■ Exercise instructions: Pull out every line in the data that has the string "JSON" in it.

■ Listing:

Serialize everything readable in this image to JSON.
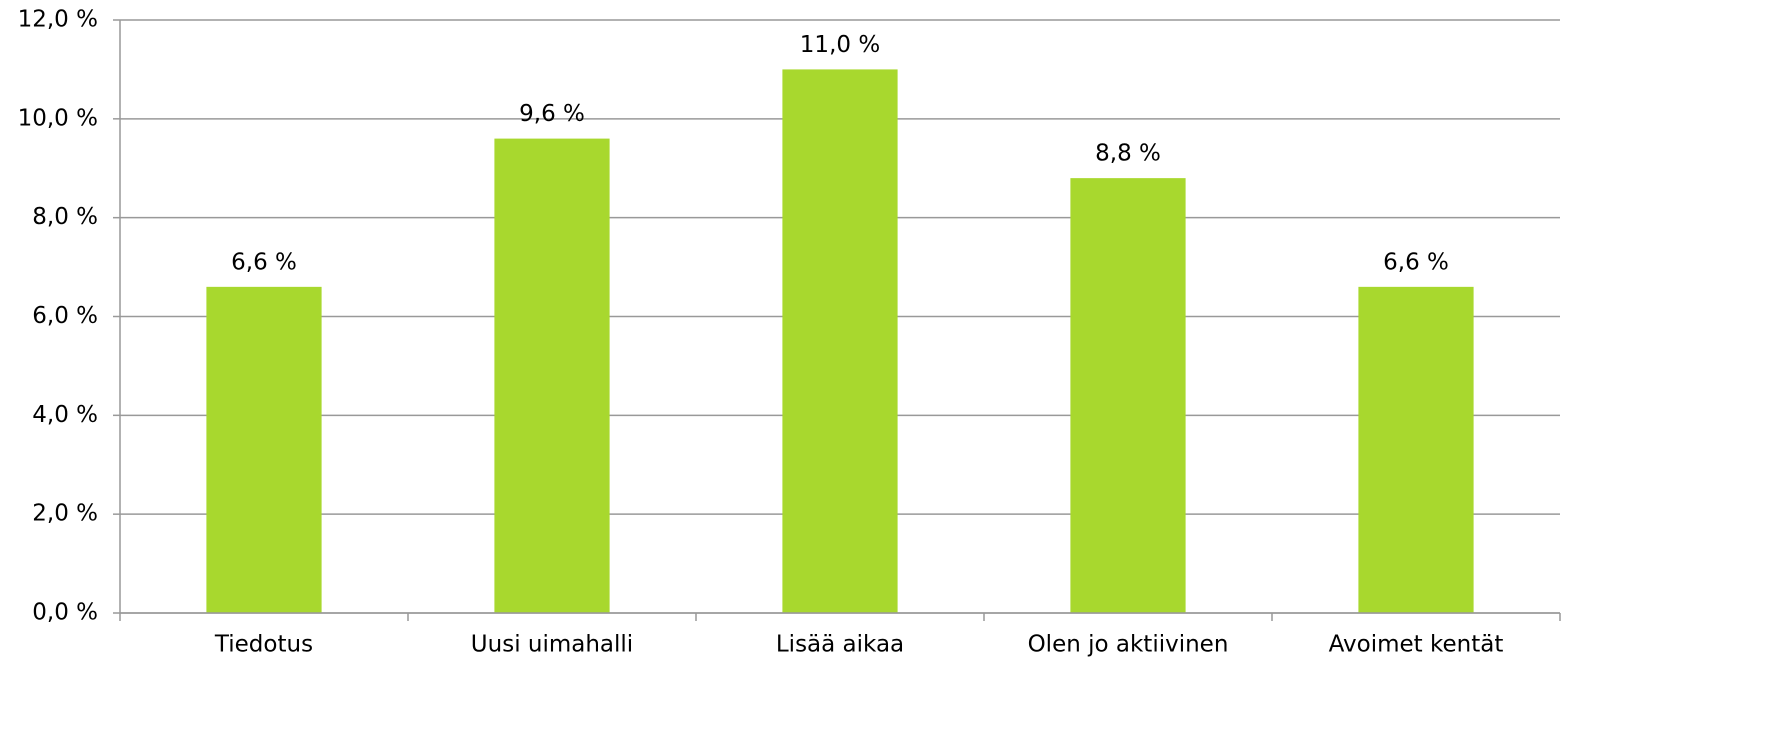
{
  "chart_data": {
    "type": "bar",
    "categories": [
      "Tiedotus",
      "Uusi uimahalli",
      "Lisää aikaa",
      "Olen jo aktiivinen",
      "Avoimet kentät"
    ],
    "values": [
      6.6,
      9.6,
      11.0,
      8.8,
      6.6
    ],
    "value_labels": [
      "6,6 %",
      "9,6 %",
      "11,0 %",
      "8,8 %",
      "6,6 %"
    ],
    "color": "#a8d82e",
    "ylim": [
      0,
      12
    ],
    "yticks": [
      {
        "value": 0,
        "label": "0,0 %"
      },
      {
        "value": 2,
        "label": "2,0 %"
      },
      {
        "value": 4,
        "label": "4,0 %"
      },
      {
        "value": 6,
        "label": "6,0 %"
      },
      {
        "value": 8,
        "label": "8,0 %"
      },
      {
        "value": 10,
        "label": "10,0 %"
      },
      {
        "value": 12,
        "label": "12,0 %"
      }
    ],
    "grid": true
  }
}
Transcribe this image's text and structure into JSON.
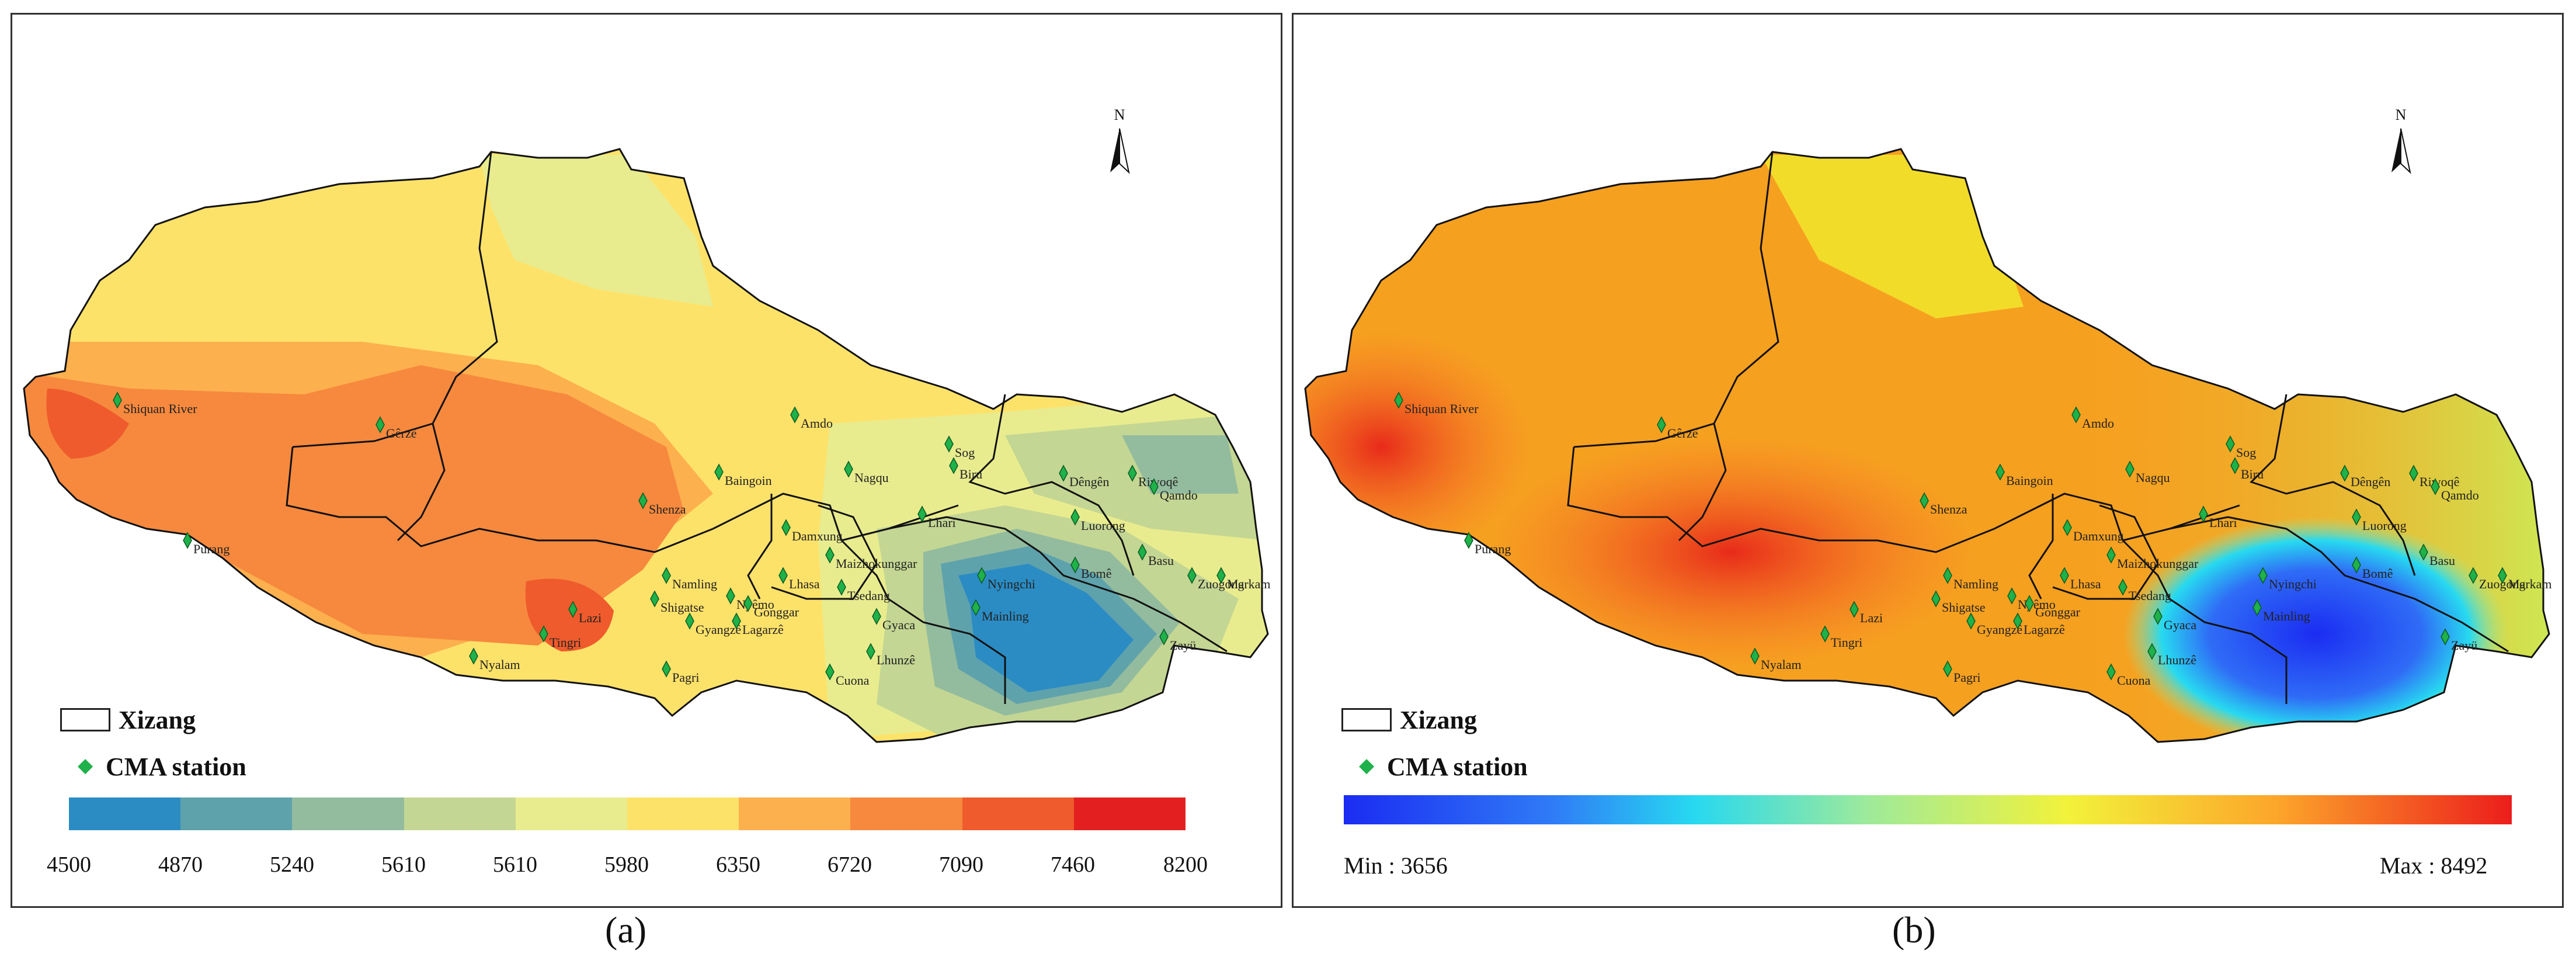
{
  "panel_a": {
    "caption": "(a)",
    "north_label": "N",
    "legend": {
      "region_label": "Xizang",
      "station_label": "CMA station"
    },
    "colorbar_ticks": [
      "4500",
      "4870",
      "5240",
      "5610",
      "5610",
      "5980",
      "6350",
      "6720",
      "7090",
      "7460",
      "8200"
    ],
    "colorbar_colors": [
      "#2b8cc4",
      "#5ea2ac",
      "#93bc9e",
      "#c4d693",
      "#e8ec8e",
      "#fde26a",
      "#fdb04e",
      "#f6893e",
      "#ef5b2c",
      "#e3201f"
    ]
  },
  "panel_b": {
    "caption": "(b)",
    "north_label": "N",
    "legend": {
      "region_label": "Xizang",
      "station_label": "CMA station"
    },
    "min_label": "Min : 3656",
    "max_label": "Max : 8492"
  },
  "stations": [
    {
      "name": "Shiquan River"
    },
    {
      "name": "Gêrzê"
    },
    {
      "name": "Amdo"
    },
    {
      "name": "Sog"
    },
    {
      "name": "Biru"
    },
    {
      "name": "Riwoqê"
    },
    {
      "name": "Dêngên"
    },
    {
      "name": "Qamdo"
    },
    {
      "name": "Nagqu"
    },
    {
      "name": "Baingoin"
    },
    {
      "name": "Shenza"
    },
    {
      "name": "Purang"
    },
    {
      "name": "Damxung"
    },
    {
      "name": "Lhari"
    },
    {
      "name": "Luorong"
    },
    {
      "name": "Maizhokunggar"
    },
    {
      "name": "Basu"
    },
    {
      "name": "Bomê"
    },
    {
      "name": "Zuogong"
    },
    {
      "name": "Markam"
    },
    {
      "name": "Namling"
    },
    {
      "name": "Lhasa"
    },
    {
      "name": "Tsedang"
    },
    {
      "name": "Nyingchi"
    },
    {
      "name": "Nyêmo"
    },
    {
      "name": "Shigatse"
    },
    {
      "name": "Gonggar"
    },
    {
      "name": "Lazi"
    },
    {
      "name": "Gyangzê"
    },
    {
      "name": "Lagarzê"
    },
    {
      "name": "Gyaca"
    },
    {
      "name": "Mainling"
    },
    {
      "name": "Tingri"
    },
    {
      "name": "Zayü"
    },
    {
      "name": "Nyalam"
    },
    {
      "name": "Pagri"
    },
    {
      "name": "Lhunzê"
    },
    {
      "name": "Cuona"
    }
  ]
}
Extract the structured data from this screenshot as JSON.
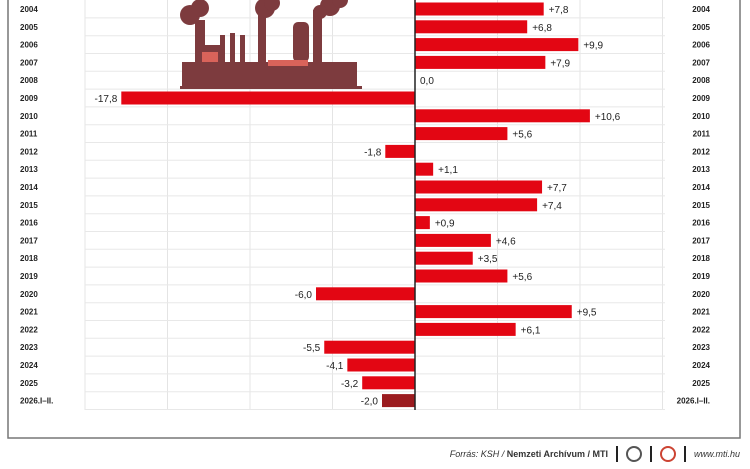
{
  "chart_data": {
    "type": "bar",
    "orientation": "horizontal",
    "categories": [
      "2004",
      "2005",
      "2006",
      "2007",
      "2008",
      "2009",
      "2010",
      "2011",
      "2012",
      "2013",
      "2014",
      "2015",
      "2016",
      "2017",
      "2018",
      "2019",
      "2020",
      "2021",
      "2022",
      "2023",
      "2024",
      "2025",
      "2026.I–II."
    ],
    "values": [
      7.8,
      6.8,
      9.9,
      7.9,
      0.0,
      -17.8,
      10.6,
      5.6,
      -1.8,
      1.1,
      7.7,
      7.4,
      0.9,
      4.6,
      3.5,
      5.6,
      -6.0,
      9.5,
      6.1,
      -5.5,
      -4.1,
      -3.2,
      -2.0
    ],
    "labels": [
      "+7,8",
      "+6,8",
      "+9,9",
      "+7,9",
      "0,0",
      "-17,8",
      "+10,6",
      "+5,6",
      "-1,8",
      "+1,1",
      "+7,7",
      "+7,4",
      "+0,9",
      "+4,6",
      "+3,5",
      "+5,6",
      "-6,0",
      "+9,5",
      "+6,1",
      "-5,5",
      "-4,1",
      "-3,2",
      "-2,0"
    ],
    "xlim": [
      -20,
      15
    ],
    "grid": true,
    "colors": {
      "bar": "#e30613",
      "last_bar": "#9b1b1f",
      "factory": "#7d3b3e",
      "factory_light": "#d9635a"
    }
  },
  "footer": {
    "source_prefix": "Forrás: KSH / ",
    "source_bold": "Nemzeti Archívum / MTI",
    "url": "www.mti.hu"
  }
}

■ Reply:
Serialize everything readable in this image to JSON.
Transcribe this image's text and structure into JSON.
Extract the structured data from this screenshot as JSON.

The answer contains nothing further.